[Provided records]
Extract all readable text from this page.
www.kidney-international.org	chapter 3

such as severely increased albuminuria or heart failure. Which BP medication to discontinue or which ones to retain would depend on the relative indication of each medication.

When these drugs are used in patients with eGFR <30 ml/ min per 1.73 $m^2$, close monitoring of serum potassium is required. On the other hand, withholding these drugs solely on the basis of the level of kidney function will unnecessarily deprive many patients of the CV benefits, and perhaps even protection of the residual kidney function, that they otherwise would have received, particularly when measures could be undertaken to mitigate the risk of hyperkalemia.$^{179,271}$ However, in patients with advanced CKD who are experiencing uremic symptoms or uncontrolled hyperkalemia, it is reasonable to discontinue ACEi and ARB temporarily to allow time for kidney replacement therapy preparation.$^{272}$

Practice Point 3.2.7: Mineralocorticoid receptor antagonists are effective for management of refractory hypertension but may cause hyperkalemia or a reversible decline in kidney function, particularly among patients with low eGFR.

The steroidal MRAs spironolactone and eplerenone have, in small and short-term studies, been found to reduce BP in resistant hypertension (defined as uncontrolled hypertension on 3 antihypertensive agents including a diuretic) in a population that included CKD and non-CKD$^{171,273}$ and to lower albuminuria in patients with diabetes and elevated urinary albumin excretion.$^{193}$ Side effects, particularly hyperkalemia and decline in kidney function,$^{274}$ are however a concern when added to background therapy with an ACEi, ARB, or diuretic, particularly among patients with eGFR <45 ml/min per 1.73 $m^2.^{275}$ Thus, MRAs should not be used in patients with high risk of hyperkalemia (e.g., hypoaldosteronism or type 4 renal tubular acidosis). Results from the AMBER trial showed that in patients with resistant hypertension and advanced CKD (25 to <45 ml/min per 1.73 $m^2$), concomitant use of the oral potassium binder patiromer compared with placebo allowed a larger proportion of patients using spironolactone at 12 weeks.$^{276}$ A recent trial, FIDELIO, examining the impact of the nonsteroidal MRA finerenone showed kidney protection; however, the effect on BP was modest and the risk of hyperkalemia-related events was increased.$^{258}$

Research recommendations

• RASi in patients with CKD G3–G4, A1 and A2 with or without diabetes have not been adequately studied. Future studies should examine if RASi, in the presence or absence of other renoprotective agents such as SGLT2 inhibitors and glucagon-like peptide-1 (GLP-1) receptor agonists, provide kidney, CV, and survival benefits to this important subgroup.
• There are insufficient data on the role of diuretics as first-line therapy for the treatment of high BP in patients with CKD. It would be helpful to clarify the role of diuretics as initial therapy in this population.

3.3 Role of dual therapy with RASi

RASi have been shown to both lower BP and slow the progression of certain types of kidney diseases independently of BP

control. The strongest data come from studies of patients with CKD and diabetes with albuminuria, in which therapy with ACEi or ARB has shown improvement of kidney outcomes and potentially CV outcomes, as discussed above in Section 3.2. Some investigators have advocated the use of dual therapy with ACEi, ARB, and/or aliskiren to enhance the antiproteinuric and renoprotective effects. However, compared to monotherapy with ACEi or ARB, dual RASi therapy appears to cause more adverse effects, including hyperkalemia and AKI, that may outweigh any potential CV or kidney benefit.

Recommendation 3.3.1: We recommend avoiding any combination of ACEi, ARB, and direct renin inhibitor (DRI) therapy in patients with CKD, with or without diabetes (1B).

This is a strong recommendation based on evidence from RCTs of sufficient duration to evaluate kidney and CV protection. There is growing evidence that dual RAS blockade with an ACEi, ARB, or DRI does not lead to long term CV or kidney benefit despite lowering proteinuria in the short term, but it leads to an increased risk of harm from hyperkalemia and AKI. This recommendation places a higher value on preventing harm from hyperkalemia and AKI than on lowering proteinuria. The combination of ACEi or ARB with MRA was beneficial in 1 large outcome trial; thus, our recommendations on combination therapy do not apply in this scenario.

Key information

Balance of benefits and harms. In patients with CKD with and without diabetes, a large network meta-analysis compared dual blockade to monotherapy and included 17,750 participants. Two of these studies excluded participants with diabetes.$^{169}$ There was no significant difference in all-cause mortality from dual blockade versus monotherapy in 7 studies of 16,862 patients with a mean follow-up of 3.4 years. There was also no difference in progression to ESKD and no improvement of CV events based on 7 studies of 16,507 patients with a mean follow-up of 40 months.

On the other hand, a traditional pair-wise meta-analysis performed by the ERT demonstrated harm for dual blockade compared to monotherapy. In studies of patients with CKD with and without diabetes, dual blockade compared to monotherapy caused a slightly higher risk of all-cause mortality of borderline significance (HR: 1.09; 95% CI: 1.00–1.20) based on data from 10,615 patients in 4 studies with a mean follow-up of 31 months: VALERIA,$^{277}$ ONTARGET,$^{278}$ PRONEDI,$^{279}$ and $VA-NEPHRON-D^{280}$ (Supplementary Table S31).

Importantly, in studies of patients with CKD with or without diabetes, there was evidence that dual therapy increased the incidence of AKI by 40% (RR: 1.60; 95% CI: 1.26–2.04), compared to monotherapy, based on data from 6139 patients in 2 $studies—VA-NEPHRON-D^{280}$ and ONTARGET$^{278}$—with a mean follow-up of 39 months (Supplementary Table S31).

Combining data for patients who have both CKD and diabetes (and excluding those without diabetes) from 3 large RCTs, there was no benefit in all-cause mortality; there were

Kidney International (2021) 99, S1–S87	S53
[/Provided records]
• _What to do_: Where a line of the data holds the word "RCTs", copy that line.

• _Output of the exercise_:
This is a strong recommendation based on evidence from RCTs of sufficient duration to evaluate kidney and CV protection. There is growing evidence that dual RAS blockade with an ACEi, ARB, or DRI does not lead to long term CV or kidney benefit despite lowering proteinuria in the short term, but it leads to an increased risk of harm from hyperkalemia and AKI. This recommendation places a higher value on preventing harm from hyperkalemia and AKI than on lowering proteinuria. The combination of ACEi or ARB with MRA was beneficial in 1 large outcome trial; thus, our recommendations on combination therapy do not apply in this scenario.
Combining data for patients who have both CKD and diabetes (and excluding those without diabetes) from 3 large RCTs, there was no benefit in all-cause mortality; there were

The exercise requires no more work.